What you will do:
Lines holding the string "JSON" are the ones to copy; find them all in the data.

Records provided:
□ □ □ □ □

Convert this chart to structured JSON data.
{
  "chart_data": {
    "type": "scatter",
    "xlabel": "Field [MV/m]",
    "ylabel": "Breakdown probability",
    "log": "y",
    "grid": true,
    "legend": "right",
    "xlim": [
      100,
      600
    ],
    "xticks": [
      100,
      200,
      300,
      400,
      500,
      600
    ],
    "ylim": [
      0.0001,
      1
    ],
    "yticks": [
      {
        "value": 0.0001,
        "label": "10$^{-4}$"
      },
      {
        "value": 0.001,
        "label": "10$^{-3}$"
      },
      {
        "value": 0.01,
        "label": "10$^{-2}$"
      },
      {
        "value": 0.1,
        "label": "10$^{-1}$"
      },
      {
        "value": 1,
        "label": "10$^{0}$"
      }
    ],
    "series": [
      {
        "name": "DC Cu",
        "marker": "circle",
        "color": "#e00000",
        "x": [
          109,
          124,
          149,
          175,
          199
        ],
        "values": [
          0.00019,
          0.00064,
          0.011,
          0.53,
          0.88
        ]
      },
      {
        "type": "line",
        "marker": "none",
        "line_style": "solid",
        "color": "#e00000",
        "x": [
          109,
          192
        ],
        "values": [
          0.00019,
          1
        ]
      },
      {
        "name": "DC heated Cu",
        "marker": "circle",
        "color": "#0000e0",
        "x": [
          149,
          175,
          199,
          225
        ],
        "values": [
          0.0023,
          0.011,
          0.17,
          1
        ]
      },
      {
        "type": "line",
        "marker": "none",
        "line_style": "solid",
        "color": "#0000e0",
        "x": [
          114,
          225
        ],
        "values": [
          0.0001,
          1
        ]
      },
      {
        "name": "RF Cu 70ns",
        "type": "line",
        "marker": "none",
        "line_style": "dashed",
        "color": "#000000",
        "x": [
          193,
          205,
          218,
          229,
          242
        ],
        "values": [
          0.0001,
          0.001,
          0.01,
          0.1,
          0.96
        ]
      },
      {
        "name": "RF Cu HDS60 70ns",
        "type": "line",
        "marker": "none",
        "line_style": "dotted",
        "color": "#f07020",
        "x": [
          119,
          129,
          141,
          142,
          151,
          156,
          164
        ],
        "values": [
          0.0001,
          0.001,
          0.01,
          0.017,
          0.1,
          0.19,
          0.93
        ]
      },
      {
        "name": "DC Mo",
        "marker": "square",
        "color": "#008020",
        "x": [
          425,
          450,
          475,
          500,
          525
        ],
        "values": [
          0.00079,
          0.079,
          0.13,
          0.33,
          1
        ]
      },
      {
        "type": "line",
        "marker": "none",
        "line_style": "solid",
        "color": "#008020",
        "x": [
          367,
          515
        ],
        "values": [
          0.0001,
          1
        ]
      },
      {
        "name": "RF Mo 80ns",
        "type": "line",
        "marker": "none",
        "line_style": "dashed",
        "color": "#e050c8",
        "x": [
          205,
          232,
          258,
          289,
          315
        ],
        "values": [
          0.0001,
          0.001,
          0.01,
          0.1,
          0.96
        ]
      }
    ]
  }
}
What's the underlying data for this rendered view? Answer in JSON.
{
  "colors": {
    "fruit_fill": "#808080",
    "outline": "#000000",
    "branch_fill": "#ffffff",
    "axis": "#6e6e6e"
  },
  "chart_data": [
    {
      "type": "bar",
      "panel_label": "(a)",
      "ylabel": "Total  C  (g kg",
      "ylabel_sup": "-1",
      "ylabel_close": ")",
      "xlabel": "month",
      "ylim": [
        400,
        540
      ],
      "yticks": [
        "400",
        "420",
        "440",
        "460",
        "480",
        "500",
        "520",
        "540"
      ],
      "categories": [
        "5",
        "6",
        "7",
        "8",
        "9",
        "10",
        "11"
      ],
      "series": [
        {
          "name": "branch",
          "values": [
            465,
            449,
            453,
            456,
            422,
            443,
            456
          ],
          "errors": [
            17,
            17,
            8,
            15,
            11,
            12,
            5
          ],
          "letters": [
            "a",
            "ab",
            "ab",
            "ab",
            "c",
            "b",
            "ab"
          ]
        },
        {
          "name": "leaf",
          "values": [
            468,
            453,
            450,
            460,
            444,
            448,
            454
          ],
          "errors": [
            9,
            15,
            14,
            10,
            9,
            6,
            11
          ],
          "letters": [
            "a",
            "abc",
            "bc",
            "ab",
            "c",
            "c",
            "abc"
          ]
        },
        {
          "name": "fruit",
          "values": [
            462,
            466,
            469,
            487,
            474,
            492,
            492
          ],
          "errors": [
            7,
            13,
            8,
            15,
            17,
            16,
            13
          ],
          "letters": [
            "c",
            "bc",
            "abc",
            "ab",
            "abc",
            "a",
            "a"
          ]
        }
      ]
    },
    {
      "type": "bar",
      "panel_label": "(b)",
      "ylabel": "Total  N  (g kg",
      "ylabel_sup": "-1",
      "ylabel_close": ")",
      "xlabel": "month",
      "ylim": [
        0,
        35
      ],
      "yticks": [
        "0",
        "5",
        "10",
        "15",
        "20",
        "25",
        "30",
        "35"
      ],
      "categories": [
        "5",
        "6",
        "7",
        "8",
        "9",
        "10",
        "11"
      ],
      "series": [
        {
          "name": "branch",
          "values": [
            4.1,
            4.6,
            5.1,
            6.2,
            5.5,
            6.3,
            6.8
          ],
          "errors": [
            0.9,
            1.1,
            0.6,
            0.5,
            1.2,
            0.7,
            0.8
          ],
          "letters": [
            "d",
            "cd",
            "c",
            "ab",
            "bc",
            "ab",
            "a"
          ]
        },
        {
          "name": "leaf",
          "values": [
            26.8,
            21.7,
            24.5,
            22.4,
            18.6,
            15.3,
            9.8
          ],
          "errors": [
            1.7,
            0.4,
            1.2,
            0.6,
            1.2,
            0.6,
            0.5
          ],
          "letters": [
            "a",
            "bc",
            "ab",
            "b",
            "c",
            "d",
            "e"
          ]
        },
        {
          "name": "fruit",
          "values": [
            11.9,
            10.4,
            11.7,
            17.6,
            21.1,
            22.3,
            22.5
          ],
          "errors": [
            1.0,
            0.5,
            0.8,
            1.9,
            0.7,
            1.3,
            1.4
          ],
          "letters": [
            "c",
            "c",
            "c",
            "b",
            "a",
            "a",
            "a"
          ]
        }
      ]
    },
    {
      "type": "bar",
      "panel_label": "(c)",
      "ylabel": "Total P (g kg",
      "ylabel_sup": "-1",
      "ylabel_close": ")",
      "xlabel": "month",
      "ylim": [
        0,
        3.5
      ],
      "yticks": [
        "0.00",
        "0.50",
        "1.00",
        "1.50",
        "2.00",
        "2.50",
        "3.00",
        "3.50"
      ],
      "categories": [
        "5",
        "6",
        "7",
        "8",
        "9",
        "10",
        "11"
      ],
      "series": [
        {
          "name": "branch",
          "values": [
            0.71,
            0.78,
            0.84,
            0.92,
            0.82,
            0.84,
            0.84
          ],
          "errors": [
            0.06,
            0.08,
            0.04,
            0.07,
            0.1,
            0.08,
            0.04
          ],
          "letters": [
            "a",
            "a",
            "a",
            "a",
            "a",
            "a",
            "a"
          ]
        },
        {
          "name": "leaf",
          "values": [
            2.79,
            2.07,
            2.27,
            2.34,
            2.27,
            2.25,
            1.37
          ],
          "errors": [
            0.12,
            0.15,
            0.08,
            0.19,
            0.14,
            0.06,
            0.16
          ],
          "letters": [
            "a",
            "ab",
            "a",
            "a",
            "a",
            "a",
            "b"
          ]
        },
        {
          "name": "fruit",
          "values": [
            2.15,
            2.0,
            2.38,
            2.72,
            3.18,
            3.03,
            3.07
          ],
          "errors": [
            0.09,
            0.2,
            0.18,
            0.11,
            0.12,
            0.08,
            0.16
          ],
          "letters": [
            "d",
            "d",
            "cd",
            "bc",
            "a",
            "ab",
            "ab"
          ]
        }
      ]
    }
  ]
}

□ □ □ □ □

Result of the task:
Convert this chart to structured JSON data.
What's the underlying data for this rendered view? Answer in JSON.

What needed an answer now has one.